- Entries -
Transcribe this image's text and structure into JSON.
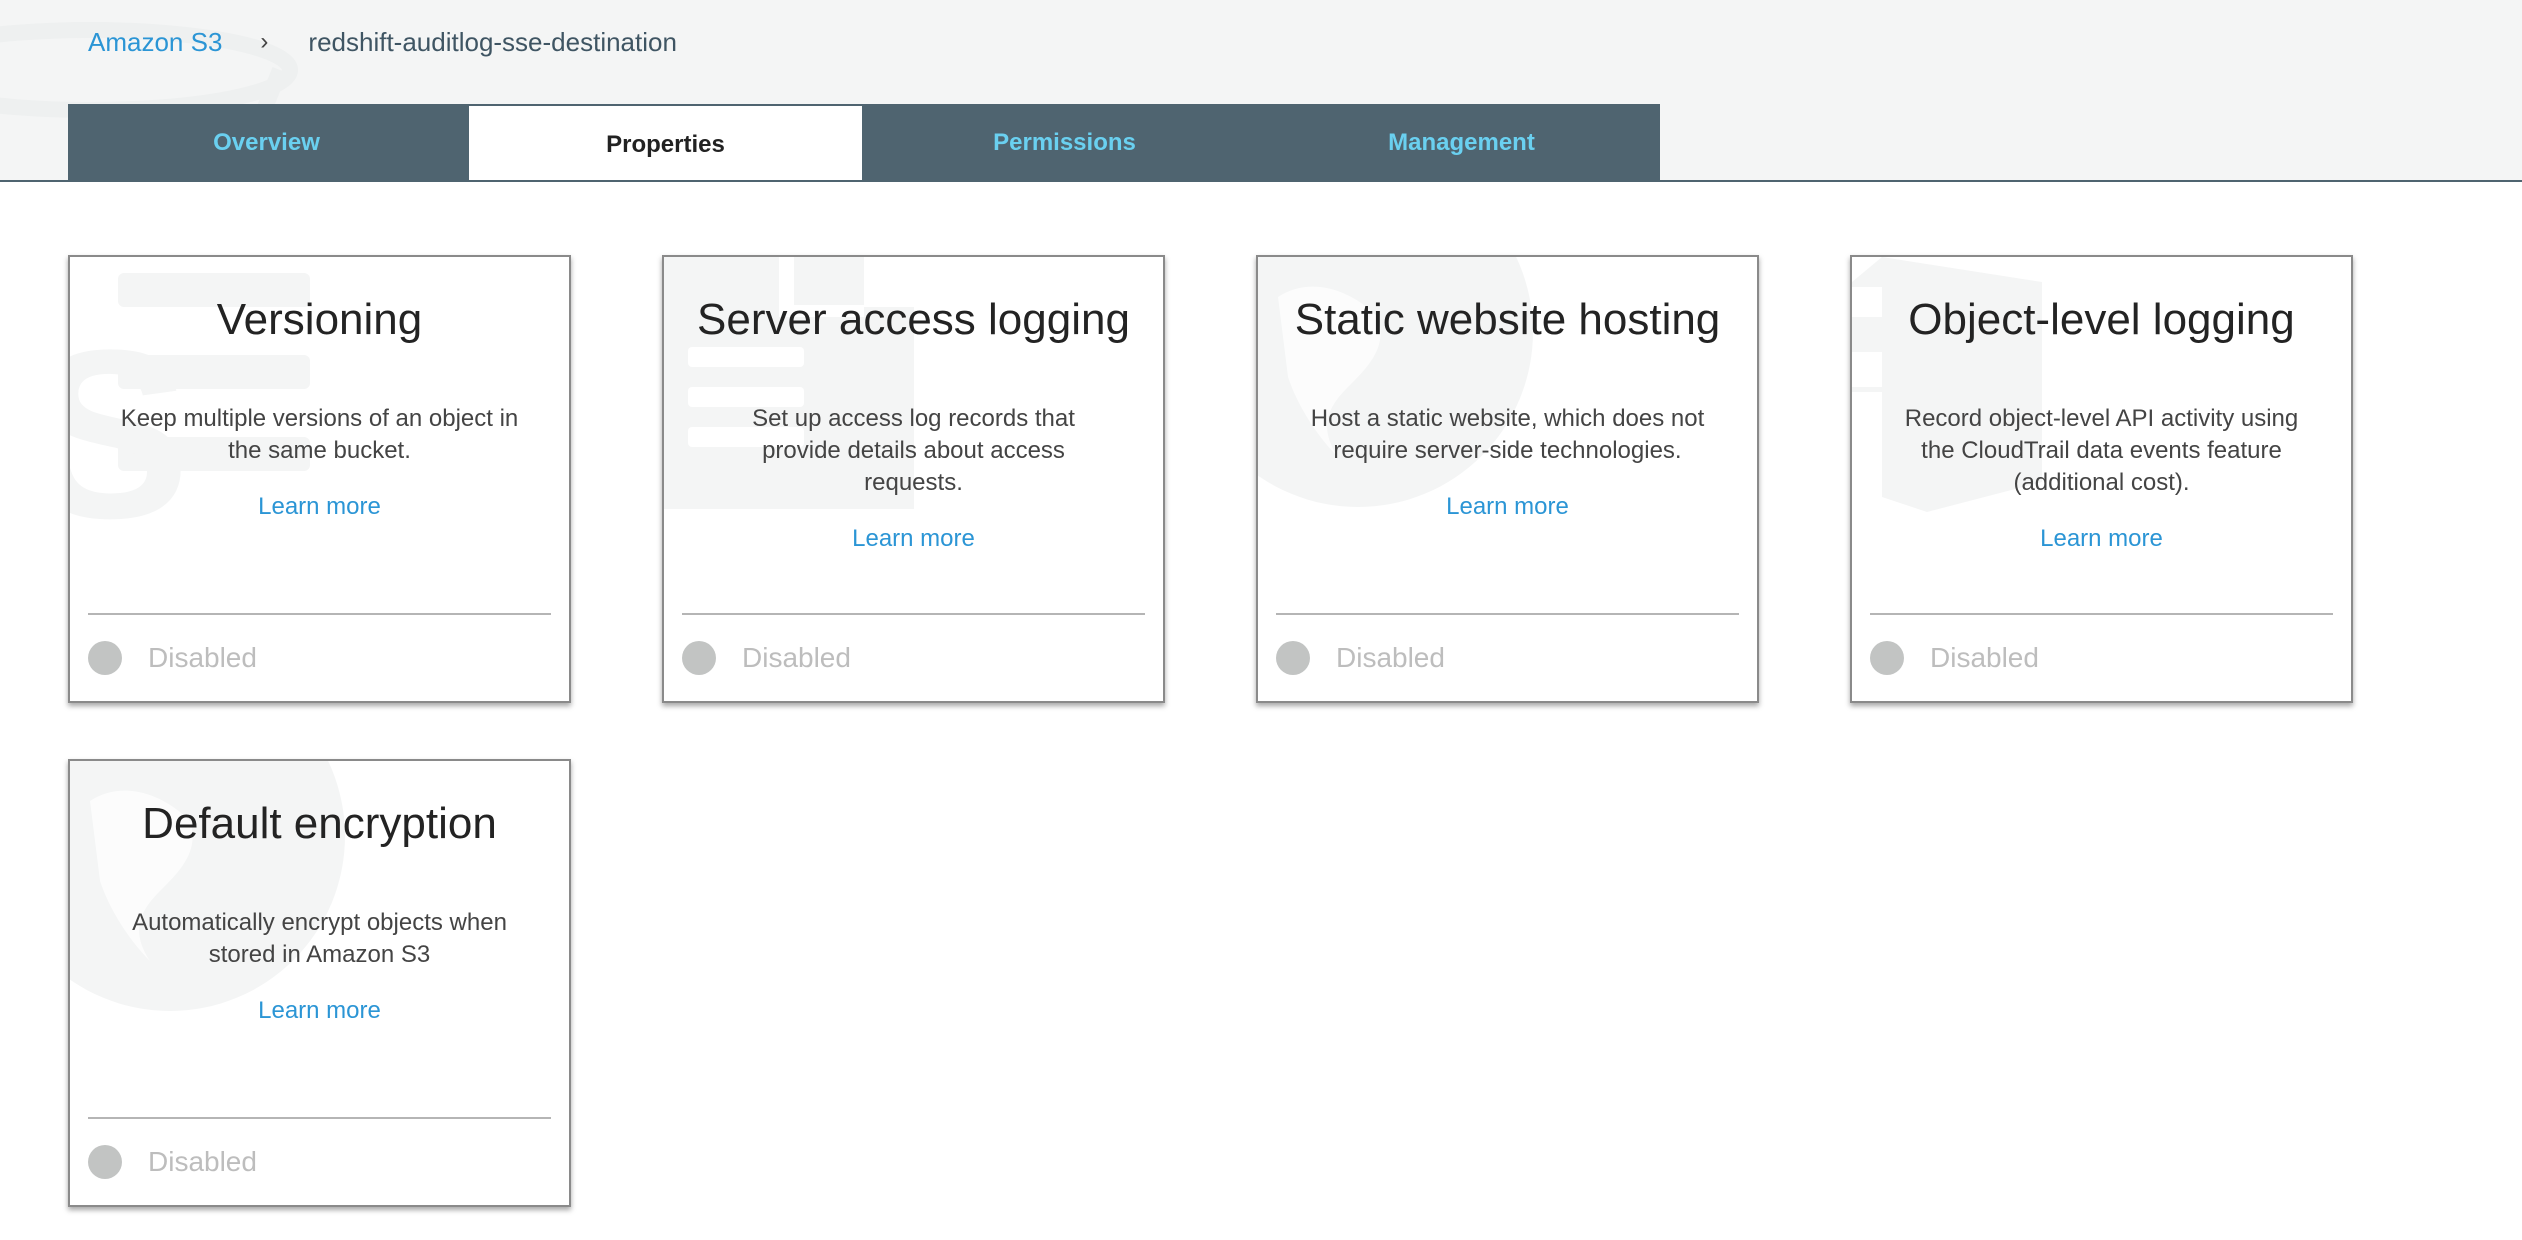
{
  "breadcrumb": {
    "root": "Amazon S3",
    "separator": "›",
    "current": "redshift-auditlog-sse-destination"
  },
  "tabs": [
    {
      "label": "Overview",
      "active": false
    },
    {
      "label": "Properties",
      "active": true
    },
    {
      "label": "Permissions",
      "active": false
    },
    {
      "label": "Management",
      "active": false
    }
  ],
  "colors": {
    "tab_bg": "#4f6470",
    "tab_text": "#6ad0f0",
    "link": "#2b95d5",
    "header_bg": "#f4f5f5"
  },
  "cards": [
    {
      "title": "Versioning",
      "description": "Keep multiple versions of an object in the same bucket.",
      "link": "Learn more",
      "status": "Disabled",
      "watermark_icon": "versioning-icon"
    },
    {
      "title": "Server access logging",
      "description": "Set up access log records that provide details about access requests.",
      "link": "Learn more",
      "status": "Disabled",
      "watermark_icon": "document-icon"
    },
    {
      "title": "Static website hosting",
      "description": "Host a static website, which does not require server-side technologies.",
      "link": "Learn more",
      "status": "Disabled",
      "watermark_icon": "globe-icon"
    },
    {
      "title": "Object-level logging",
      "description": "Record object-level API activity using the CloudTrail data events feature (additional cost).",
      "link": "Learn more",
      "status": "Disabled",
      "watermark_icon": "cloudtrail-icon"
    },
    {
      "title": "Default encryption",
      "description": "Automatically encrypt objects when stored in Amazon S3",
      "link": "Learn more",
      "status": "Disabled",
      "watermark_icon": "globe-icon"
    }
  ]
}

- Task to complete -
From the entries above, output every line exactly and omit any image.

- Result -
Transcribe this image's text and structure into JSON.
{
  "breadcrumb": {
    "root": "Amazon S3",
    "separator": "›",
    "current": "redshift-auditlog-sse-destination"
  },
  "tabs": [
    {
      "label": "Overview",
      "active": false
    },
    {
      "label": "Properties",
      "active": true
    },
    {
      "label": "Permissions",
      "active": false
    },
    {
      "label": "Management",
      "active": false
    }
  ],
  "colors": {
    "tab_bg": "#4f6470",
    "tab_text": "#6ad0f0",
    "link": "#2b95d5",
    "header_bg": "#f4f5f5"
  },
  "cards": [
    {
      "title": "Versioning",
      "description": "Keep multiple versions of an object in the same bucket.",
      "link": "Learn more",
      "status": "Disabled",
      "watermark_icon": "versioning-icon"
    },
    {
      "title": "Server access logging",
      "description": "Set up access log records that provide details about access requests.",
      "link": "Learn more",
      "status": "Disabled",
      "watermark_icon": "document-icon"
    },
    {
      "title": "Static website hosting",
      "description": "Host a static website, which does not require server-side technologies.",
      "link": "Learn more",
      "status": "Disabled",
      "watermark_icon": "globe-icon"
    },
    {
      "title": "Object-level logging",
      "description": "Record object-level API activity using the CloudTrail data events feature (additional cost).",
      "link": "Learn more",
      "status": "Disabled",
      "watermark_icon": "cloudtrail-icon"
    },
    {
      "title": "Default encryption",
      "description": "Automatically encrypt objects when stored in Amazon S3",
      "link": "Learn more",
      "status": "Disabled",
      "watermark_icon": "globe-icon"
    }
  ]
}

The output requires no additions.